- [OBJECTIVE]: Repeat the stretch of entries from the line containing "task-table: StatusDetailInvokerStartedEnded Done" through the line containing "pipeline-stage-staging[interactable]: StagingAdd initial", reproducing each line without any change.

-- start DATA FOR THIS TASK --

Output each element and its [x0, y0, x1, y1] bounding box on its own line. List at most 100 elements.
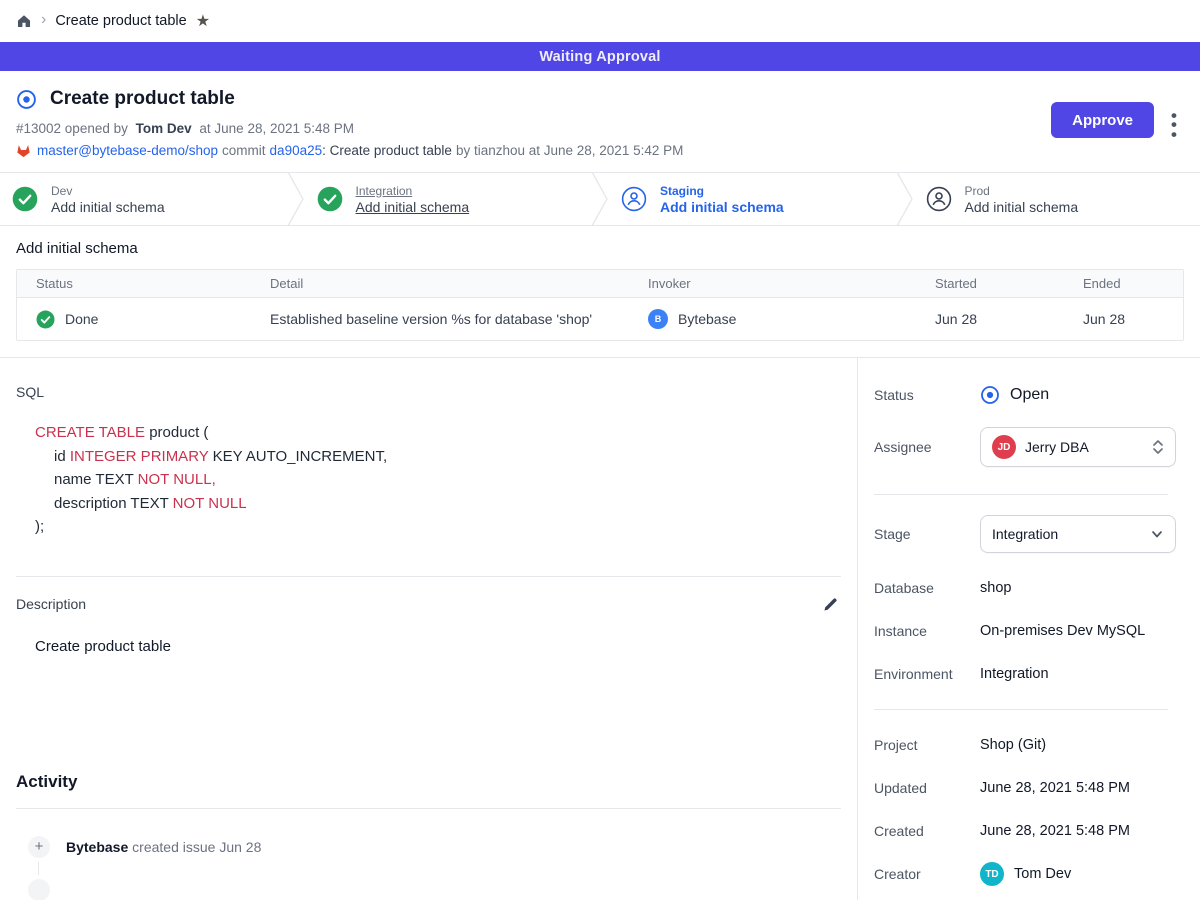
task-table: StatusDetailInvokerStartedEnded Done Esta… [16, 269, 1184, 341]
sql-label: SQL [16, 384, 841, 400]
assignee-select[interactable]: JD Jerry DBA [980, 427, 1176, 467]
sql-line: CREATE TABLE product ( [35, 421, 841, 445]
open-status-icon [980, 385, 1000, 405]
stage-env-label: Integration [356, 184, 470, 198]
approval-banner: Waiting Approval [0, 42, 1200, 71]
pipeline-stage-integration[interactable]: IntegrationAdd initial schema [305, 173, 592, 225]
stage-done-check-icon [12, 186, 38, 212]
task-status: Done [65, 311, 98, 327]
approve-button[interactable]: Approve [1051, 102, 1154, 138]
stage-task-label: Add initial schema [660, 199, 784, 215]
column-header-ended: Ended [1064, 276, 1183, 291]
stage-pending-person-icon [621, 186, 647, 212]
stage-pending-person-icon [926, 186, 952, 212]
open-status-icon [16, 89, 37, 110]
task-detail: Established baseline version %s for data… [251, 311, 629, 327]
stage-task-label: Add initial schema [965, 199, 1079, 215]
sidebar-field-instance: InstanceOn-premises Dev MySQL [874, 623, 1176, 639]
activity-item: +Bytebase created issue Jun 28 [16, 836, 841, 858]
activity-divider [16, 808, 841, 809]
pipeline-stage-staging[interactable]: StagingAdd initial schema [609, 173, 896, 225]
breadcrumb-chevron-icon: › [41, 12, 46, 28]
stage-task-label: Add initial schema [356, 199, 470, 215]
sidebar-field-database: Databaseshop [874, 580, 1176, 596]
field-label: Database [874, 580, 980, 596]
status-label: Status [874, 387, 980, 403]
pipeline-stage-dev[interactable]: DevAdd initial schema [0, 173, 287, 225]
plus-icon: + [28, 836, 50, 858]
stage-done-check-icon [317, 186, 343, 212]
branch-link[interactable]: master@bytebase-demo/shop [37, 143, 218, 158]
sql-line: description TEXT NOT NULL [35, 492, 841, 516]
field-value: Shop (Git) [980, 737, 1176, 753]
task-section: Add initial schema StatusDetailInvokerSt… [0, 226, 1200, 357]
assignee-label: Assignee [874, 439, 980, 455]
issue-opened-time: at June 28, 2021 5:48 PM [199, 121, 354, 136]
sidebar-stage-row: Stage Integration [874, 515, 1176, 553]
breadcrumb-page: Create product table [55, 13, 186, 29]
activity-feed: +Bytebase created issue Jun 28 [16, 836, 841, 858]
field-value: June 28, 2021 5:48 PM [980, 823, 1176, 839]
status-value: Open [1010, 386, 1049, 404]
column-header-started: Started [916, 276, 1064, 291]
field-label: Created [874, 823, 980, 839]
sidebar-assignee-row: Assignee JD Jerry DBA [874, 427, 1176, 467]
stage-env-label: Dev [51, 184, 165, 198]
home-icon[interactable] [16, 13, 32, 29]
creator-value: Tom Dev [1014, 866, 1071, 882]
column-header-status: Status [17, 276, 251, 291]
breadcrumb: › Create product table ★ [0, 0, 1200, 42]
task-table-header: StatusDetailInvokerStartedEnded [17, 270, 1183, 298]
pipeline-stage-bar: DevAdd initial schemaIntegrationAdd init… [0, 172, 1200, 226]
task-started: Jun 28 [916, 311, 1064, 327]
sidebar-field-created: CreatedJune 28, 2021 5:48 PM [874, 823, 1176, 839]
commit-info: master@bytebase-demo/shop commit da90a25… [16, 143, 1184, 158]
favorite-star-icon[interactable]: ★ [196, 11, 210, 31]
stage-select[interactable]: Integration [980, 515, 1176, 553]
sidebar-divider [874, 709, 1168, 710]
sidebar-field-environment: EnvironmentIntegration [874, 666, 1176, 682]
stage-label: Stage [874, 526, 980, 542]
description-label: Description [16, 596, 86, 612]
sidebar-status-row: Status Open [874, 385, 1176, 405]
sidebar-field-updated: UpdatedJune 28, 2021 5:48 PM [874, 780, 1176, 796]
issue-id: #13002 opened by [16, 121, 128, 136]
issue-author: Tom Dev [136, 121, 192, 136]
up-down-chevron-icon [1152, 439, 1164, 455]
commit-author-time: by tianzhou at June 28, 2021 5:42 PM [456, 143, 683, 158]
stage-env-label: Staging [660, 184, 784, 198]
activity-actor: Bytebase [66, 839, 128, 855]
commit-hash-link[interactable]: da90a25 [270, 143, 323, 158]
task-ended: Jun 28 [1064, 311, 1183, 327]
sql-code-block: CREATE TABLE product (id INTEGER PRIMARY… [35, 421, 841, 539]
edit-description-icon[interactable] [820, 594, 841, 615]
description-text: Create product table [35, 638, 841, 655]
sidebar-divider [874, 494, 1168, 495]
issue-header: Create product table #13002 opened by To… [0, 71, 1200, 172]
bytebase-app: › Create product table ★ Waiting Approva… [0, 0, 1200, 900]
field-label: Project [874, 737, 980, 753]
task-section-title: Add initial schema [16, 240, 1184, 257]
sql-line: ); [35, 515, 841, 539]
timeline-connector [38, 862, 39, 875]
main-panel: SQL CREATE TABLE product (id INTEGER PRI… [0, 358, 858, 900]
stage-separator-chevron [287, 173, 305, 225]
task-row[interactable]: Done Established baseline version %s for … [17, 298, 1183, 340]
task-invoker: Bytebase [678, 311, 736, 327]
invoker-avatar: B [648, 309, 668, 329]
sidebar-field-project: ProjectShop (Git) [874, 737, 1176, 753]
field-label: Instance [874, 623, 980, 639]
creator-label: Creator [874, 866, 980, 882]
issue-sidebar: Status Open Assignee JD Jerry DBA [858, 358, 1200, 900]
stage-task-label: Add initial schema [51, 199, 165, 215]
gitlab-icon [16, 144, 31, 158]
approval-banner-text: Waiting Approval [539, 49, 660, 65]
pipeline-stage-prod[interactable]: ProdAdd initial schema [914, 173, 1200, 225]
description-divider [16, 576, 841, 577]
field-value: June 28, 2021 5:48 PM [980, 780, 1176, 796]
more-options-icon[interactable]: ••• [1168, 111, 1180, 139]
field-label: Updated [874, 780, 980, 796]
sidebar-creator-row: Creator TD Tom Dev [874, 862, 1176, 886]
field-label: Environment [874, 666, 980, 682]
assignee-value: Jerry DBA [1025, 439, 1089, 455]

-- end DATA FOR THIS TASK --

- [SOLUTION TO THE PROBLEM]:
task-table: StatusDetailInvokerStartedEnded Done Esta… [16, 269, 1184, 341]
sql-label: SQL [16, 384, 841, 400]
assignee-select[interactable]: JD Jerry DBA [980, 427, 1176, 467]
sql-line: CREATE TABLE product ( [35, 421, 841, 445]
open-status-icon [980, 385, 1000, 405]
stage-env-label: Integration [356, 184, 470, 198]
approval-banner: Waiting Approval [0, 42, 1200, 71]
pipeline-stage-integration[interactable]: IntegrationAdd initial schema [305, 173, 592, 225]
stage-done-check-icon [12, 186, 38, 212]
task-status: Done [65, 311, 98, 327]
approve-button[interactable]: Approve [1051, 102, 1154, 138]
stage-task-label: Add initial schema [660, 199, 784, 215]
column-header-ended: Ended [1064, 276, 1183, 291]
stage-pending-person-icon [621, 186, 647, 212]
stage-pending-person-icon [926, 186, 952, 212]
open-status-icon [16, 89, 37, 110]
task-detail: Established baseline version %s for data… [251, 311, 629, 327]
stage-task-label: Add initial schema [965, 199, 1079, 215]
sidebar-field-instance: InstanceOn-premises Dev MySQL [874, 623, 1176, 639]
activity-item: +Bytebase created issue Jun 28 [16, 836, 841, 858]
activity-divider [16, 808, 841, 809]
pipeline-stage-staging[interactable]: StagingAdd initial schema [609, 173, 896, 225]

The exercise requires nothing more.